- _Work item_: Extract everything from "Atypical neonatal cutaneous" down to "role in decision‐making." from the neonatal myiasis case report, copying it word for word.

- _Exercise passage_:
◆ ◆ ◆ ◆

Atypical neonatal cutaneous myiasis: A diagnostic challenge mimicking pustular rash in a resource‐limited setting

Doris A Ekwem 1,, Edwin Namara 1, Eric Ssenuni 1,2, Amanda Amuge 1, Venice Omona 1, Ronald Okidi 2,3, Ronald Olum 4
PMCID: PMC11512077  PMID: 39464809

Abstract

Key Clinical Message

Neonatal cutaneous myiasis is a rare disease in newborns. Although it is unlikely, the level of suspicion for this condition should be high, especially in tropical regions. Treatment may deviate from the standard approach when necessary, and chemical debridement can be considered, particularly for smaller lesions. Ultimately, clinical judgment plays a key role in decision‐making.

Abstract

Myiasis is the infestation of the skin of a mammal by larvae or maggots. The skin is the most affected organ. However, it can also affect other organs of the body. Gasterophilus and Hypoderma are two flies that produce creeping myiasis, a type of cutaneous myiasis our patient had. The infestation is common in Sub‐Saharan Africa and most especially among rural dwellers. We report on a case of a 7‐day‐old term neonate who reported to St. Mary's Hospital Lacor, a Private‐not‐for‐Profit hospital situated in the Northern region of Uganda, who was admitted as a case of neonatal sepsis with a focus on the skin initially, however, while on the ward was eventually diagnosed with Cutaneous Myiasis. The management plan included chemical debridement with Hydrogen peroxide, IV antibiotics, and other supportive therapies, and the neonate was ultimately discharged home after 9 days in the NICU. This case report aims to inform healthcare workers of the importance of heightening the index of suspicion of myiasis for neonates who present with sudden‐onset rash that can resemble pustules and be mistaken for a pustular rash. Additionally, chemical debridement, in this case, underscores the importance of an innovative approach to managing cutaneous myiasis in resource‐limited settings. Mass education and awareness programs focusing on proper hygiene practices, safe handling of newborns, and early recognition of symptoms can help mitigate the risk of myiasis.

◆ ◆ ◆ ◆

- _Input data_:
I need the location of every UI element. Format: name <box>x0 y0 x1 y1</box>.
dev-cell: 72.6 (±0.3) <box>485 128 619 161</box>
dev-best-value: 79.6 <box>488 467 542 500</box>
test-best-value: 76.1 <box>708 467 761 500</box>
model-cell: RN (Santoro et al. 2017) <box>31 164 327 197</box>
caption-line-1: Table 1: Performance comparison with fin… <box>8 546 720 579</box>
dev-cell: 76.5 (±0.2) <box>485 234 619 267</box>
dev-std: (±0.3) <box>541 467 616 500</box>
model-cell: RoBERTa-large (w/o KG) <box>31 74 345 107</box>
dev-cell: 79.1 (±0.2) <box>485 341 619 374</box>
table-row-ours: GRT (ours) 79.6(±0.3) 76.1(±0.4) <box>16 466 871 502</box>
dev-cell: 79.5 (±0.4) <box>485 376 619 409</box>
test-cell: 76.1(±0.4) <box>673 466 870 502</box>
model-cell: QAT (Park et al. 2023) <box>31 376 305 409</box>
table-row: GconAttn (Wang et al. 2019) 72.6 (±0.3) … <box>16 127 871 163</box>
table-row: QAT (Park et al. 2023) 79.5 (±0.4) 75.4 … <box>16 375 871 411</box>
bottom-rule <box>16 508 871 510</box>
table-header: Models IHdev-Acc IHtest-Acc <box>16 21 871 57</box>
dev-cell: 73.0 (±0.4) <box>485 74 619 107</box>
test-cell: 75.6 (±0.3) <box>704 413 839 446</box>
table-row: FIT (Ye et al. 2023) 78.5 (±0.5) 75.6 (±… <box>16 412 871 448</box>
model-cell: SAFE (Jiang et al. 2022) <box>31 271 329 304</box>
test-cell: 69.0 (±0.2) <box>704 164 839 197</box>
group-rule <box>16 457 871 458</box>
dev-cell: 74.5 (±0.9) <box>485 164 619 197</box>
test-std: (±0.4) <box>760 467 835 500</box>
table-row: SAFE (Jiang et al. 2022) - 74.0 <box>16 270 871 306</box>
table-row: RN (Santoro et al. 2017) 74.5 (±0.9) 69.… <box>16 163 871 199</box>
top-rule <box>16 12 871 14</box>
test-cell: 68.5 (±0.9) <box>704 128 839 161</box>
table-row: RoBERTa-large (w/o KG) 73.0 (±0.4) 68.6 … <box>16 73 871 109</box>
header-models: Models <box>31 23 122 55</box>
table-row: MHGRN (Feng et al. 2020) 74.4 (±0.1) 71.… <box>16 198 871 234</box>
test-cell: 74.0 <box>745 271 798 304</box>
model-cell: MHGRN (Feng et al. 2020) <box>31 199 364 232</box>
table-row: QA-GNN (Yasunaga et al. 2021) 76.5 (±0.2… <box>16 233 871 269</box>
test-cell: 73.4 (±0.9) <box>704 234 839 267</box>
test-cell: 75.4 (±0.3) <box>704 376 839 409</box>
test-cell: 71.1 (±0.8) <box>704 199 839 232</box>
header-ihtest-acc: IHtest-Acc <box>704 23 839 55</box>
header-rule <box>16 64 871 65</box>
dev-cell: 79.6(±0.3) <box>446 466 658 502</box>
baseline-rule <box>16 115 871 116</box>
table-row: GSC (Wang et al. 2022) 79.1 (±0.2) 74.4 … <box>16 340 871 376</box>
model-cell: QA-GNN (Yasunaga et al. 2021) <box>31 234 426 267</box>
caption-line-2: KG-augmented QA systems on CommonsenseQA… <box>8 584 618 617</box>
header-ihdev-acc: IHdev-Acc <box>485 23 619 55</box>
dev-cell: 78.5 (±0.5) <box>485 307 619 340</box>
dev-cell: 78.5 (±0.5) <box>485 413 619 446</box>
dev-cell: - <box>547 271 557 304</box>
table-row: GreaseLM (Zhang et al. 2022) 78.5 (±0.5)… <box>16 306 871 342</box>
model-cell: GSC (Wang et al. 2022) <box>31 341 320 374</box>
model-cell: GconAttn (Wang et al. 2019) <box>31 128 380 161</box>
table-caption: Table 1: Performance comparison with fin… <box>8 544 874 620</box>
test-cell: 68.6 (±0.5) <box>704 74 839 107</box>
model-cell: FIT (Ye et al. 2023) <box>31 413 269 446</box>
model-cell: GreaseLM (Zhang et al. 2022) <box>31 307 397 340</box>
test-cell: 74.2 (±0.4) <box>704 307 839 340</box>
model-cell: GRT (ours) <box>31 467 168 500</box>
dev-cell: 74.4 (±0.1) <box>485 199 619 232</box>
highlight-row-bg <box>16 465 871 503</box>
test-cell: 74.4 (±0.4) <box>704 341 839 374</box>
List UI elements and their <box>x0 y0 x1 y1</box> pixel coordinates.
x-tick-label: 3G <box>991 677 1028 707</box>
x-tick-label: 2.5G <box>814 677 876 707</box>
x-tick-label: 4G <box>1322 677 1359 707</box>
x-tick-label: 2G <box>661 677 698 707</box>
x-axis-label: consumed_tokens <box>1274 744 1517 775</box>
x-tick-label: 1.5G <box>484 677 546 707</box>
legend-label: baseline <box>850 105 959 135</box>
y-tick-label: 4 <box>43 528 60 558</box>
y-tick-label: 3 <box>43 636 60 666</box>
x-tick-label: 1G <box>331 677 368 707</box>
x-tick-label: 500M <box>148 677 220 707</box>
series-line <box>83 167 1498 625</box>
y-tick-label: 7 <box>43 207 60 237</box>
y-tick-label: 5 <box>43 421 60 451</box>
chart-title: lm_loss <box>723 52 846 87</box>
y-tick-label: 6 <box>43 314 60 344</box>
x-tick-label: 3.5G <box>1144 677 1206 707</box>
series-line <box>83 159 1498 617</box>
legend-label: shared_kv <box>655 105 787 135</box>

◆ ◆ ◆ ◆

- _Answer space_:
Atypical neonatal cutaneous myiasis: A diagnostic challenge mimicking pustular rash in a resource‐limited setting

Doris A Ekwem 1,, Edwin Namara 1, Eric Ssenuni 1,2, Amanda Amuge 1, Venice Omona 1, Ronald Okidi 2,3, Ronald Olum 4
PMCID: PMC11512077  PMID: 39464809

Abstract

Key Clinical Message

Neonatal cutaneous myiasis is a rare disease in newborns. Although it is unlikely, the level of suspicion for this condition should be high, especially in tropical regions. Treatment may deviate from the standard approach when necessary, and chemical debridement can be considered, particularly for smaller lesions. Ultimately, clinical judgment plays a key role in decision‐making.